Requirements: Report the number of lines where the string "with" occurs, and write nothing else.

┌─ Records shown

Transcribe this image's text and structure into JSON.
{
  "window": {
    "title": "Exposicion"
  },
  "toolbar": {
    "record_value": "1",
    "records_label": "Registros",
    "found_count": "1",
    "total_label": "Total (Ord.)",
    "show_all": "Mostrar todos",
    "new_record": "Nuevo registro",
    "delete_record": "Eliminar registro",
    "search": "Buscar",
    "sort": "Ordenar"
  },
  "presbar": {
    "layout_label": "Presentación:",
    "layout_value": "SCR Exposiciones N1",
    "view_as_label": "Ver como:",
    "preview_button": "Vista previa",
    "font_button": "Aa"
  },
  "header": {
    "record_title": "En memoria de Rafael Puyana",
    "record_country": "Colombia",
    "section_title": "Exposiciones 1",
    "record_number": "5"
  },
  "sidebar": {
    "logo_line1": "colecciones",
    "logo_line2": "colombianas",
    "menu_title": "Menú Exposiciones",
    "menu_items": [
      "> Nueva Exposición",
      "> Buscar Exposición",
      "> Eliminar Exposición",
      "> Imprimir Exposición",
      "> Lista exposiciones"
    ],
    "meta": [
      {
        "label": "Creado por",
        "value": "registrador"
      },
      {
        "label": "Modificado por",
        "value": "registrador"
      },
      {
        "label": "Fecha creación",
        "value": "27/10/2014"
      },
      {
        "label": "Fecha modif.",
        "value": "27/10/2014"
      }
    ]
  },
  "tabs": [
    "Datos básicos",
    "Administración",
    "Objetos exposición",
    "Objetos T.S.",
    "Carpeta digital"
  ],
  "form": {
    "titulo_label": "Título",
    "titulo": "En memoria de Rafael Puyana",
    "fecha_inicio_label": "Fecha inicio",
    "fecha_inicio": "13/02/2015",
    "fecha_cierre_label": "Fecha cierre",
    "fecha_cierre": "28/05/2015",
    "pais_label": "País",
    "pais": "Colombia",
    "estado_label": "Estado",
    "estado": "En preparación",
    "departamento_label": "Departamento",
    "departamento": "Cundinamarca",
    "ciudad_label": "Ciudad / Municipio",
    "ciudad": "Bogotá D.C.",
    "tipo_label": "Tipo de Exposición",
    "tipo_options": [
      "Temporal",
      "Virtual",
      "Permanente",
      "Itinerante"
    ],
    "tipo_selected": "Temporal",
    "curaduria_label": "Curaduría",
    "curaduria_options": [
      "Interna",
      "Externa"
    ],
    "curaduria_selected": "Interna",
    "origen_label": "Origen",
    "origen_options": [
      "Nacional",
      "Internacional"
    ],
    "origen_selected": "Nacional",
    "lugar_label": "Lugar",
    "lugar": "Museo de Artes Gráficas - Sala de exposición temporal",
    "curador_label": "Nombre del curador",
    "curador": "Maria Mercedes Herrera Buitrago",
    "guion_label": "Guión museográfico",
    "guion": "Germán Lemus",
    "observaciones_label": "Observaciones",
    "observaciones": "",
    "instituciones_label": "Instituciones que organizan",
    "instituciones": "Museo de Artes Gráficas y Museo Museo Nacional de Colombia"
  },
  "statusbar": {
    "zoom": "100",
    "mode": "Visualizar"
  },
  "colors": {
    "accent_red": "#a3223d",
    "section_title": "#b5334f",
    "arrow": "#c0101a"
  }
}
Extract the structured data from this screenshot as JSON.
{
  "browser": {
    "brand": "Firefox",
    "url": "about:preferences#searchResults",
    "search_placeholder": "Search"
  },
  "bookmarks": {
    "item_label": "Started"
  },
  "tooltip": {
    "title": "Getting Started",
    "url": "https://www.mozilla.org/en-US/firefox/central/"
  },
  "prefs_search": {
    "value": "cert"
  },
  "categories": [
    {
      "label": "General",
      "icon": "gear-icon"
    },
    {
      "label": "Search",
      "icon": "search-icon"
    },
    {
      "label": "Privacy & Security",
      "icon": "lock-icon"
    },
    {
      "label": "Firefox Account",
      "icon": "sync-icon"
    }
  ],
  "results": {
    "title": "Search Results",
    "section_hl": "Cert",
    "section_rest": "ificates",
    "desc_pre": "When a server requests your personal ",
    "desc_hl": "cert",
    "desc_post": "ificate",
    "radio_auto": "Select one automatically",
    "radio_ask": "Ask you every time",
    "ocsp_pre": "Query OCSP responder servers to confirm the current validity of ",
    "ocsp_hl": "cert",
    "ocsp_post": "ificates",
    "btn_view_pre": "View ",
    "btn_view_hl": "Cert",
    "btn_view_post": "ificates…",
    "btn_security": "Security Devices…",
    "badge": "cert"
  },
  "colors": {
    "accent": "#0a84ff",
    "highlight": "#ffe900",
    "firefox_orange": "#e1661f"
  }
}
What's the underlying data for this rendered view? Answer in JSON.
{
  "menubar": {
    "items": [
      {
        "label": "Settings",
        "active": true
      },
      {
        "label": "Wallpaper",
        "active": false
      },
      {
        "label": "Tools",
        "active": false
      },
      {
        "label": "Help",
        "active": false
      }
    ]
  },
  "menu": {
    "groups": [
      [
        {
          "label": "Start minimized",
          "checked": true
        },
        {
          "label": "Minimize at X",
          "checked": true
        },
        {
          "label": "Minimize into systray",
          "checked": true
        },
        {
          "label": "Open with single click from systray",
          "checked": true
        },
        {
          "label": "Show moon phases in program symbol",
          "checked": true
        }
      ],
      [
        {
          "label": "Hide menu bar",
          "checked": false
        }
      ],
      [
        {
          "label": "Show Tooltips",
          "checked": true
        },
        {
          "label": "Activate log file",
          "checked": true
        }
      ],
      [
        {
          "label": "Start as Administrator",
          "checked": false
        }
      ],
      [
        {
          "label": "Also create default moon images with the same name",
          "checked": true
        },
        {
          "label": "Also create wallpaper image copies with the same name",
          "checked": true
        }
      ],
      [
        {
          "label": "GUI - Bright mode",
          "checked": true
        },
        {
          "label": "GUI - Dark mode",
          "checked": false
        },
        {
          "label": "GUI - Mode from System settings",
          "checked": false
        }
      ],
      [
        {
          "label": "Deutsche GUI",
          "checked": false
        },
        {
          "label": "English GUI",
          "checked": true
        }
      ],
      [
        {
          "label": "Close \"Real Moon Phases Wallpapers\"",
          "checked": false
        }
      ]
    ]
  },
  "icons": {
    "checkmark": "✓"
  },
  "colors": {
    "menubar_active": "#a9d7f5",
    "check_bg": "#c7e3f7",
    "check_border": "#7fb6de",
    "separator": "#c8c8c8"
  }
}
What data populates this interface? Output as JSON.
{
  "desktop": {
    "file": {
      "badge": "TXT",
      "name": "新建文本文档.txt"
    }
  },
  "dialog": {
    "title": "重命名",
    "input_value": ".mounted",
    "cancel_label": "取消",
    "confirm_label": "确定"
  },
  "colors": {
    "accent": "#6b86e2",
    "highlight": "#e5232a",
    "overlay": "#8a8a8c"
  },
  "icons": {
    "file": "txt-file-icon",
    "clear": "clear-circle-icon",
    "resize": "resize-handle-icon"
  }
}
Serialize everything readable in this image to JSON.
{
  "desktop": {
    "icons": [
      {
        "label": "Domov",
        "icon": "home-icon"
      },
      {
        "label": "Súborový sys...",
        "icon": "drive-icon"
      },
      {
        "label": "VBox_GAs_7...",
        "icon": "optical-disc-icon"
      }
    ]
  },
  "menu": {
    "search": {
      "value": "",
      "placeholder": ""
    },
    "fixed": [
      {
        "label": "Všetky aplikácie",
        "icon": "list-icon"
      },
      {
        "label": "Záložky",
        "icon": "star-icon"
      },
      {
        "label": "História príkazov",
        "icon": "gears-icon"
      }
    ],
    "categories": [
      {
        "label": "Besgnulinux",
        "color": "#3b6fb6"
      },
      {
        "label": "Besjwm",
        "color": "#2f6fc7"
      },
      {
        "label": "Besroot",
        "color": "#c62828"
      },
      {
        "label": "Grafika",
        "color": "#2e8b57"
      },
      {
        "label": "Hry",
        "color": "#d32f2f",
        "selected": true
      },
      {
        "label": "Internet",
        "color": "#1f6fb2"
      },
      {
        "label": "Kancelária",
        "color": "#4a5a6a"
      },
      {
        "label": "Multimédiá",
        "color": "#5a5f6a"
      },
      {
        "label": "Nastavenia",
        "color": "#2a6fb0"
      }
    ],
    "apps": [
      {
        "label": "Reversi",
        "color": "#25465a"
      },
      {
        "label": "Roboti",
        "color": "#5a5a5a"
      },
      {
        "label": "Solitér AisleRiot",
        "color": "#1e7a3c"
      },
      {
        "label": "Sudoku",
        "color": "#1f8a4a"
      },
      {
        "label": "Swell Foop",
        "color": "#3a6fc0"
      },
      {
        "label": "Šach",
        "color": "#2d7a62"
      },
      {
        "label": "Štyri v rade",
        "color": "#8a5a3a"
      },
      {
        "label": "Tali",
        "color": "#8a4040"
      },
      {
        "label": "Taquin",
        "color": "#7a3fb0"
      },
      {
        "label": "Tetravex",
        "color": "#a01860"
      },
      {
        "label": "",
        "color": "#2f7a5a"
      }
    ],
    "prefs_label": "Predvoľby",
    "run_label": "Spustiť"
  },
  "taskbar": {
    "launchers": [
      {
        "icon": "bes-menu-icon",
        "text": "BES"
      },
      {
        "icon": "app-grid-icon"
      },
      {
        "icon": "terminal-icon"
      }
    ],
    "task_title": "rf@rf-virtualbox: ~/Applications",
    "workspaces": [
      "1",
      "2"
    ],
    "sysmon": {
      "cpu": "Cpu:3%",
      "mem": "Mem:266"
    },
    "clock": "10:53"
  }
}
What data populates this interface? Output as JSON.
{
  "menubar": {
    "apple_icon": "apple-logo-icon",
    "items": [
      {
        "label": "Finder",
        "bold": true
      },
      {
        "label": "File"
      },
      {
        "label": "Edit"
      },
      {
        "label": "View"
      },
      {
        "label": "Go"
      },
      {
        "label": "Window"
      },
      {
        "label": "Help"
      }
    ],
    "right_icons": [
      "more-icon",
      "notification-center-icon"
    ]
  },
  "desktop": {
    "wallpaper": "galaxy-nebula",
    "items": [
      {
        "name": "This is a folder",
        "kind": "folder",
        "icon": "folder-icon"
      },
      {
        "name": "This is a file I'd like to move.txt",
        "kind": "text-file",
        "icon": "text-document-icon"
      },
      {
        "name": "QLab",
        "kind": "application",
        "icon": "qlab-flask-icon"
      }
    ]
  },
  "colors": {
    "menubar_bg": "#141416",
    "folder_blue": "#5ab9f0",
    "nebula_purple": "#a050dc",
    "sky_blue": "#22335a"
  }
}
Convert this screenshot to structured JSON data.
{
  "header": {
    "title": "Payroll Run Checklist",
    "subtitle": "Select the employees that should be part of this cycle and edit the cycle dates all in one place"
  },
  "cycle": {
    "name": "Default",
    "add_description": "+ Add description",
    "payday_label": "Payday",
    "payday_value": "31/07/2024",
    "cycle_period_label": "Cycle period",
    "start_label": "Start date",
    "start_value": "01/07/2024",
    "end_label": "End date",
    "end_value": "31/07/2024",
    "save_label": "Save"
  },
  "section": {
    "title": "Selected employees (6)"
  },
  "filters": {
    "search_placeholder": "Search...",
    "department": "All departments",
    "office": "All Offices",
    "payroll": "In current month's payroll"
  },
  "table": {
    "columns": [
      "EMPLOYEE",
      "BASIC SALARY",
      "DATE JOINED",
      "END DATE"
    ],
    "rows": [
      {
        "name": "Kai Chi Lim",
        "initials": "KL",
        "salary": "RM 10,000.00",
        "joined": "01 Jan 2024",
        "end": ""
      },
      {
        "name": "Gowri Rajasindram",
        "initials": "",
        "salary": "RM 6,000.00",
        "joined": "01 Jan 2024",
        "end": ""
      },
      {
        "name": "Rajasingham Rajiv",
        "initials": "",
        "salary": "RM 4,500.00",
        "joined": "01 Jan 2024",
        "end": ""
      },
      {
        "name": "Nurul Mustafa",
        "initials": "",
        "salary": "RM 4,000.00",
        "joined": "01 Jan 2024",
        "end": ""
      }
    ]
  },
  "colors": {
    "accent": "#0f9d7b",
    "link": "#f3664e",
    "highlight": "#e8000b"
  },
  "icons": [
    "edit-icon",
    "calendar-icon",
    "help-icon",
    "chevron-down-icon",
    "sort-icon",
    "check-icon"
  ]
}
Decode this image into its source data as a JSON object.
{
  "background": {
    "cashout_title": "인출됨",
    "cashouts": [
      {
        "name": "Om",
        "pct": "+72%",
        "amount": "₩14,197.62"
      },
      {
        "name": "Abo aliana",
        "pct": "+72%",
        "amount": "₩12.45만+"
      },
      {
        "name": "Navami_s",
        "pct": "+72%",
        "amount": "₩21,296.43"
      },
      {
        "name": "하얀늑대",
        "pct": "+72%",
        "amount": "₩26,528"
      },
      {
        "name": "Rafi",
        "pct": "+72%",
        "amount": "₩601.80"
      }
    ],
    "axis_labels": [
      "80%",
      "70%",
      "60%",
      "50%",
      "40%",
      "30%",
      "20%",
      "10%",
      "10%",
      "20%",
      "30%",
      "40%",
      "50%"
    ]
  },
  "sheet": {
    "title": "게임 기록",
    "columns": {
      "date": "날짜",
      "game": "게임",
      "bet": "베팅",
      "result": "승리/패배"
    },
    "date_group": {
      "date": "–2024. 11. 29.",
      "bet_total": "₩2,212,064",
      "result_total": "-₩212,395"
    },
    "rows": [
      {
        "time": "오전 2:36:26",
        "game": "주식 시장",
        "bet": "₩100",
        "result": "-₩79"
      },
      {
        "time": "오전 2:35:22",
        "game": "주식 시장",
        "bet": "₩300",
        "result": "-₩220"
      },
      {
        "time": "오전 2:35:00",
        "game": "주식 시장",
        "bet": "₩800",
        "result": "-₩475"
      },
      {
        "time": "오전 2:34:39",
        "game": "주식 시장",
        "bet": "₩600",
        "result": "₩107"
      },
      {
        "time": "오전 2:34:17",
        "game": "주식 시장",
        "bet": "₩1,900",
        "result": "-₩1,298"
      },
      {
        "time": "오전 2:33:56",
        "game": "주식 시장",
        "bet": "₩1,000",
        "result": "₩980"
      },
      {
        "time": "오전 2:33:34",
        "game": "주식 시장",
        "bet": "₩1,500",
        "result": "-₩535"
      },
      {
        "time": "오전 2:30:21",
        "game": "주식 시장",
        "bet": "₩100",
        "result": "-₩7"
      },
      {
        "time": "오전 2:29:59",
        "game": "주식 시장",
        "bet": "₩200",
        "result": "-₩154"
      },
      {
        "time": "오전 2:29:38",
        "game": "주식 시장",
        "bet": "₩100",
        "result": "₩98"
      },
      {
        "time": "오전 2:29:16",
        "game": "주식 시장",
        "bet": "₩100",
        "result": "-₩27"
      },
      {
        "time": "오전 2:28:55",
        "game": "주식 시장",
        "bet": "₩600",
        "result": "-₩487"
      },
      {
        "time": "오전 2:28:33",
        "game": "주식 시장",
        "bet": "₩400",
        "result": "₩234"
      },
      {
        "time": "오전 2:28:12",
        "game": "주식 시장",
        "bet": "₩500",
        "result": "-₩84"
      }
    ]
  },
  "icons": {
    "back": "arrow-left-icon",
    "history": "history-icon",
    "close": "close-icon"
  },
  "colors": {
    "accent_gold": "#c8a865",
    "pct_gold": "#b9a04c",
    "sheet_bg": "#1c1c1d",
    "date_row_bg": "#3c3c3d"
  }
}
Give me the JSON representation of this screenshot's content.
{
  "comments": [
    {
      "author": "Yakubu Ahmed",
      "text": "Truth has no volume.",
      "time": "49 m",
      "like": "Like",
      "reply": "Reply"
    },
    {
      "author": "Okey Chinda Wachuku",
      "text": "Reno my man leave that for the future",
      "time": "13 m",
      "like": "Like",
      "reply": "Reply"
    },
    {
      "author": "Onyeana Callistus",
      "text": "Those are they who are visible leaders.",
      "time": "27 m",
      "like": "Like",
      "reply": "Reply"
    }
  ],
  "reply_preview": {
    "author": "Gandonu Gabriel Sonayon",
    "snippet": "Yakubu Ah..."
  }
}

└─

Response to this task: 3